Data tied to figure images

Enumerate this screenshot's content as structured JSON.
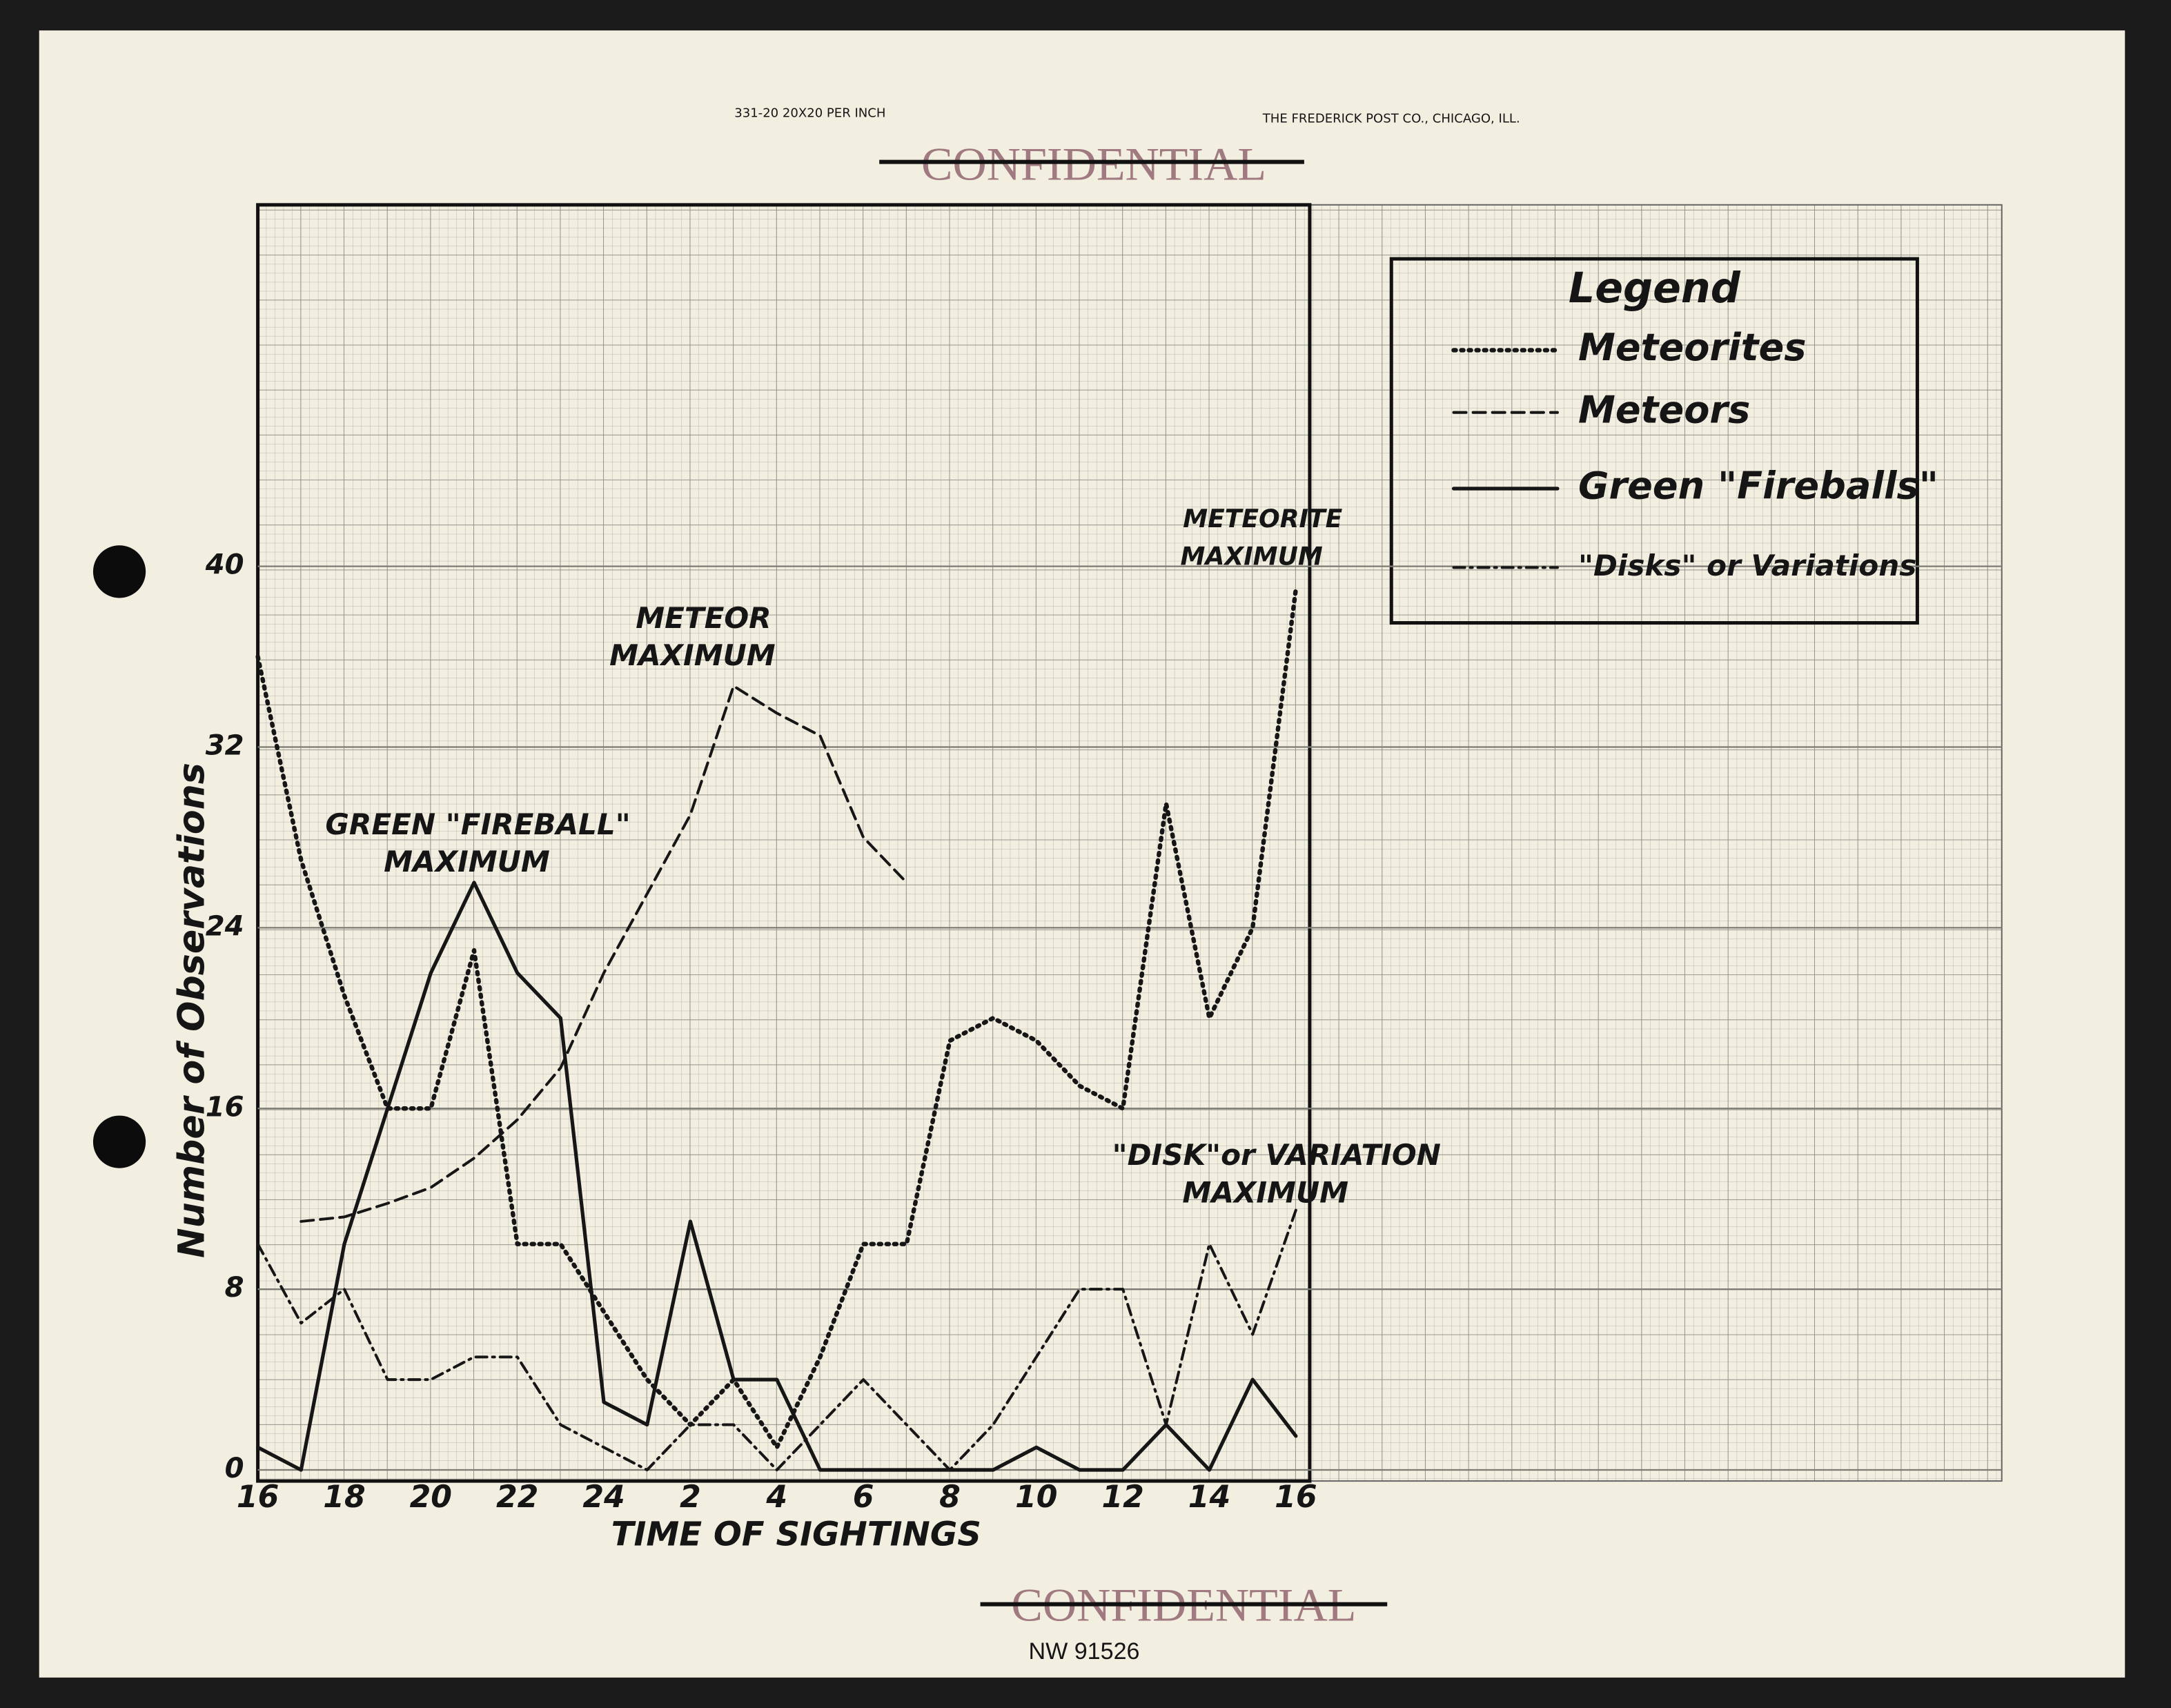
{
  "header": {
    "paper": "331-20 20X20 PER INCH",
    "maker": "THE FREDERICK POST CO., CHICAGO, ILL.",
    "stamp_top": "CONFIDENTIAL"
  },
  "footer": {
    "stamp_bottom": "CONFIDENTIAL",
    "id": "NW 91526"
  },
  "chart_data": {
    "type": "line",
    "x_label": "TIME OF SIGHTINGS",
    "y_label": "Number of Observations",
    "legend_title": "Legend",
    "legend": "top-right",
    "grid": true,
    "categories": [
      "16",
      null,
      "18",
      null,
      "20",
      null,
      "22",
      null,
      "24",
      null,
      "2",
      null,
      "4",
      null,
      "6",
      null,
      "8",
      null,
      "10",
      null,
      "12",
      null,
      "14",
      null,
      "16"
    ],
    "ylim": [
      0,
      56
    ],
    "yticks": [
      0,
      8,
      16,
      24,
      32,
      40
    ],
    "series": [
      {
        "name": "Meteorites",
        "color": "#161616",
        "style": "dotted",
        "values": [
          36,
          27,
          21,
          16,
          16,
          23,
          10,
          10,
          7,
          4,
          2,
          4,
          1,
          5,
          10,
          10,
          19,
          20,
          19,
          17,
          16,
          29.5,
          20,
          24,
          39
        ]
      },
      {
        "name": "Meteors",
        "color": "#161616",
        "style": "dashed",
        "values": [
          null,
          11,
          11.2,
          11.8,
          12.5,
          13.8,
          15.5,
          17.8,
          22,
          25.5,
          29,
          34.7,
          33.5,
          32.5,
          28,
          26,
          null,
          null,
          null,
          null,
          null,
          null,
          null,
          null,
          null
        ]
      },
      {
        "name": "Green \"Fireballs\"",
        "color": "#161616",
        "style": "solid",
        "values": [
          1,
          0,
          10,
          16,
          22,
          26,
          22,
          20,
          3,
          2,
          11,
          4,
          4,
          0,
          0,
          0,
          0,
          0,
          1,
          0,
          0,
          2,
          0,
          4,
          1.5
        ]
      },
      {
        "name": "\"Disks\" or Variations",
        "color": "#161616",
        "style": "dashdot",
        "values": [
          10,
          6.5,
          8,
          4,
          4,
          5,
          5,
          2,
          1,
          0,
          2,
          2,
          0,
          2,
          4,
          2,
          0,
          2,
          5,
          8,
          8,
          2,
          10,
          6,
          11.5
        ]
      }
    ],
    "annotations": [
      {
        "lines": [
          "GREEN \"FIREBALL\"",
          "MAXIMUM"
        ]
      },
      {
        "lines": [
          "METEOR",
          "MAXIMUM"
        ]
      },
      {
        "lines": [
          "METEORITE",
          "MAXIMUM"
        ]
      },
      {
        "lines": [
          "\"DISK\"or VARIATION",
          "MAXIMUM"
        ]
      }
    ]
  }
}
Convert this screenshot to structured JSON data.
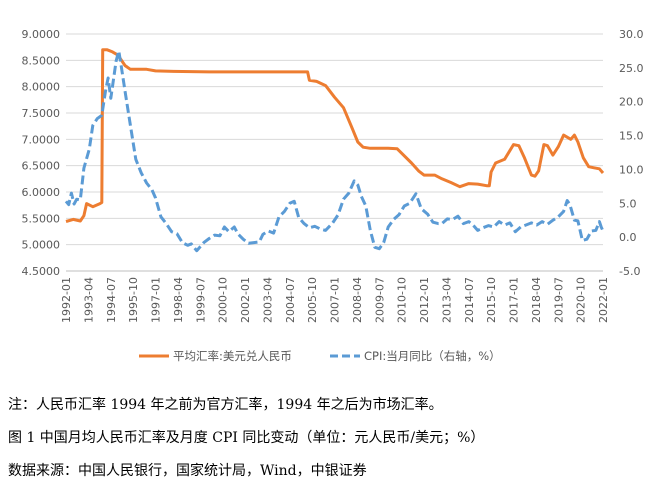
{
  "chart_data": {
    "type": "line",
    "y_left_ticks": [
      "4.5000",
      "5.0000",
      "5.5000",
      "6.0000",
      "6.5000",
      "7.0000",
      "7.5000",
      "8.0000",
      "8.5000",
      "9.0000"
    ],
    "y_right_ticks": [
      "-5.0",
      "0.0",
      "5.0",
      "10.0",
      "15.0",
      "20.0",
      "25.0",
      "30.0"
    ],
    "x_ticks": [
      "1992-01",
      "1993-04",
      "1994-07",
      "1995-10",
      "1997-01",
      "1998-04",
      "1999-07",
      "2000-10",
      "2002-01",
      "2003-04",
      "2004-07",
      "2005-10",
      "2007-01",
      "2008-04",
      "2009-07",
      "2010-10",
      "2012-01",
      "2013-04",
      "2014-07",
      "2015-10",
      "2017-01",
      "2018-04",
      "2019-07",
      "2020-10",
      "2022-01"
    ],
    "ylim_left": [
      4.5,
      9.0
    ],
    "ylim_right": [
      -5,
      30
    ],
    "x_range": [
      1992.0,
      2022.0
    ],
    "series": [
      {
        "name": "平均汇率:美元兑人民币",
        "axis": "left",
        "color": "#ED7D31",
        "points": [
          [
            1992.0,
            5.44
          ],
          [
            1992.4,
            5.48
          ],
          [
            1992.8,
            5.45
          ],
          [
            1993.0,
            5.55
          ],
          [
            1993.15,
            5.78
          ],
          [
            1993.5,
            5.72
          ],
          [
            1993.9,
            5.78
          ],
          [
            1994.0,
            5.8
          ],
          [
            1994.05,
            8.7
          ],
          [
            1994.3,
            8.7
          ],
          [
            1994.6,
            8.66
          ],
          [
            1994.9,
            8.6
          ],
          [
            1995.3,
            8.4
          ],
          [
            1995.6,
            8.33
          ],
          [
            1996.0,
            8.33
          ],
          [
            1996.5,
            8.33
          ],
          [
            1997.0,
            8.3
          ],
          [
            1998.0,
            8.29
          ],
          [
            2000.0,
            8.28
          ],
          [
            2002.0,
            8.28
          ],
          [
            2004.0,
            8.28
          ],
          [
            2005.5,
            8.28
          ],
          [
            2005.6,
            8.12
          ],
          [
            2006.0,
            8.1
          ],
          [
            2006.5,
            8.02
          ],
          [
            2007.0,
            7.8
          ],
          [
            2007.5,
            7.6
          ],
          [
            2008.0,
            7.2
          ],
          [
            2008.3,
            6.95
          ],
          [
            2008.6,
            6.85
          ],
          [
            2009.0,
            6.83
          ],
          [
            2010.0,
            6.83
          ],
          [
            2010.5,
            6.82
          ],
          [
            2010.8,
            6.72
          ],
          [
            2011.3,
            6.55
          ],
          [
            2011.7,
            6.4
          ],
          [
            2012.0,
            6.32
          ],
          [
            2012.6,
            6.32
          ],
          [
            2013.0,
            6.25
          ],
          [
            2013.5,
            6.18
          ],
          [
            2014.0,
            6.1
          ],
          [
            2014.5,
            6.16
          ],
          [
            2015.0,
            6.15
          ],
          [
            2015.5,
            6.12
          ],
          [
            2015.65,
            6.12
          ],
          [
            2015.75,
            6.38
          ],
          [
            2016.0,
            6.55
          ],
          [
            2016.5,
            6.62
          ],
          [
            2017.0,
            6.9
          ],
          [
            2017.3,
            6.88
          ],
          [
            2017.6,
            6.66
          ],
          [
            2018.0,
            6.32
          ],
          [
            2018.2,
            6.3
          ],
          [
            2018.4,
            6.4
          ],
          [
            2018.7,
            6.9
          ],
          [
            2018.9,
            6.88
          ],
          [
            2019.2,
            6.7
          ],
          [
            2019.5,
            6.86
          ],
          [
            2019.8,
            7.08
          ],
          [
            2020.2,
            7.0
          ],
          [
            2020.4,
            7.08
          ],
          [
            2020.6,
            6.95
          ],
          [
            2020.9,
            6.65
          ],
          [
            2021.2,
            6.48
          ],
          [
            2021.5,
            6.46
          ],
          [
            2021.8,
            6.44
          ],
          [
            2022.0,
            6.36
          ]
        ]
      },
      {
        "name": "CPI:当月同比（右轴，%）",
        "axis": "right",
        "color": "#5B9BD5",
        "points": [
          [
            1992.0,
            5.3
          ],
          [
            1992.15,
            4.8
          ],
          [
            1992.3,
            6.5
          ],
          [
            1992.45,
            4.9
          ],
          [
            1992.6,
            5.6
          ],
          [
            1992.8,
            5.5
          ],
          [
            1993.0,
            10.2
          ],
          [
            1993.3,
            13.0
          ],
          [
            1993.5,
            16.5
          ],
          [
            1993.75,
            17.5
          ],
          [
            1994.0,
            18.0
          ],
          [
            1994.2,
            21.5
          ],
          [
            1994.35,
            23.5
          ],
          [
            1994.5,
            20.5
          ],
          [
            1994.8,
            26.0
          ],
          [
            1994.95,
            27.5
          ],
          [
            1995.1,
            25.0
          ],
          [
            1995.3,
            21.5
          ],
          [
            1995.6,
            16.5
          ],
          [
            1995.9,
            11.5
          ],
          [
            1996.2,
            9.5
          ],
          [
            1996.5,
            8.0
          ],
          [
            1996.8,
            7.0
          ],
          [
            1997.0,
            5.8
          ],
          [
            1997.3,
            3.0
          ],
          [
            1997.6,
            2.0
          ],
          [
            1997.9,
            0.8
          ],
          [
            1998.2,
            0.5
          ],
          [
            1998.5,
            -0.8
          ],
          [
            1998.8,
            -1.2
          ],
          [
            1999.0,
            -1.0
          ],
          [
            1999.3,
            -2.0
          ],
          [
            1999.5,
            -1.4
          ],
          [
            1999.7,
            -0.8
          ],
          [
            2000.0,
            -0.2
          ],
          [
            2000.3,
            0.3
          ],
          [
            2000.6,
            0.2
          ],
          [
            2000.85,
            1.5
          ],
          [
            2001.1,
            0.8
          ],
          [
            2001.4,
            1.5
          ],
          [
            2001.6,
            0.5
          ],
          [
            2001.9,
            -0.3
          ],
          [
            2002.2,
            -0.9
          ],
          [
            2002.5,
            -0.8
          ],
          [
            2002.8,
            -0.7
          ],
          [
            2003.0,
            0.4
          ],
          [
            2003.3,
            0.9
          ],
          [
            2003.6,
            0.6
          ],
          [
            2003.9,
            3.0
          ],
          [
            2004.2,
            3.8
          ],
          [
            2004.5,
            5.0
          ],
          [
            2004.75,
            5.3
          ],
          [
            2005.0,
            2.9
          ],
          [
            2005.3,
            2.0
          ],
          [
            2005.6,
            1.4
          ],
          [
            2005.9,
            1.6
          ],
          [
            2006.2,
            1.2
          ],
          [
            2006.5,
            1.0
          ],
          [
            2006.9,
            2.1
          ],
          [
            2007.2,
            3.3
          ],
          [
            2007.5,
            5.6
          ],
          [
            2007.8,
            6.5
          ],
          [
            2008.1,
            8.3
          ],
          [
            2008.3,
            7.7
          ],
          [
            2008.5,
            6.0
          ],
          [
            2008.75,
            4.6
          ],
          [
            2009.0,
            1.0
          ],
          [
            2009.25,
            -1.5
          ],
          [
            2009.5,
            -1.7
          ],
          [
            2009.75,
            -0.8
          ],
          [
            2010.0,
            1.5
          ],
          [
            2010.3,
            2.6
          ],
          [
            2010.6,
            3.3
          ],
          [
            2010.9,
            4.6
          ],
          [
            2011.2,
            5.0
          ],
          [
            2011.55,
            6.4
          ],
          [
            2011.85,
            4.2
          ],
          [
            2012.2,
            3.4
          ],
          [
            2012.5,
            2.2
          ],
          [
            2012.8,
            2.0
          ],
          [
            2013.0,
            2.0
          ],
          [
            2013.3,
            2.7
          ],
          [
            2013.6,
            2.6
          ],
          [
            2013.9,
            3.1
          ],
          [
            2014.2,
            2.0
          ],
          [
            2014.5,
            2.3
          ],
          [
            2014.8,
            1.6
          ],
          [
            2015.0,
            1.0
          ],
          [
            2015.3,
            1.4
          ],
          [
            2015.6,
            1.7
          ],
          [
            2015.9,
            1.5
          ],
          [
            2016.2,
            2.3
          ],
          [
            2016.5,
            1.8
          ],
          [
            2016.8,
            2.1
          ],
          [
            2017.1,
            0.8
          ],
          [
            2017.4,
            1.5
          ],
          [
            2017.7,
            1.8
          ],
          [
            2018.0,
            2.1
          ],
          [
            2018.3,
            1.8
          ],
          [
            2018.6,
            2.3
          ],
          [
            2018.9,
            1.9
          ],
          [
            2019.2,
            2.5
          ],
          [
            2019.5,
            3.0
          ],
          [
            2019.8,
            3.8
          ],
          [
            2020.0,
            5.4
          ],
          [
            2020.15,
            4.8
          ],
          [
            2020.4,
            2.5
          ],
          [
            2020.6,
            2.4
          ],
          [
            2020.85,
            -0.5
          ],
          [
            2021.1,
            -0.3
          ],
          [
            2021.35,
            0.9
          ],
          [
            2021.6,
            1.0
          ],
          [
            2021.8,
            2.3
          ],
          [
            2021.9,
            1.5
          ],
          [
            2022.0,
            0.9
          ]
        ]
      }
    ],
    "legend": [
      {
        "label": "平均汇率:美元兑人民币",
        "style": "solid"
      },
      {
        "label": "CPI:当月同比（右轴，%）",
        "style": "dashed"
      }
    ],
    "legend_position": "bottom"
  },
  "captions": {
    "note": "注：人民币汇率 1994 年之前为官方汇率，1994 年之后为市场汇率。",
    "figure": "图 1 中国月均人民币汇率及月度 CPI 同比变动（单位：元人民币/美元；%）",
    "source": "数据来源：中国人民银行，国家统计局，Wind，中银证券"
  }
}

Exercise aim -> Copy out each line of the material that holds the word "style".

Final answer ->
        "style": "dotted",
        "style": "dashed",
        "style": "solid",
        "style": "dashdot",
        "style": "solid"
        "style": "dashed"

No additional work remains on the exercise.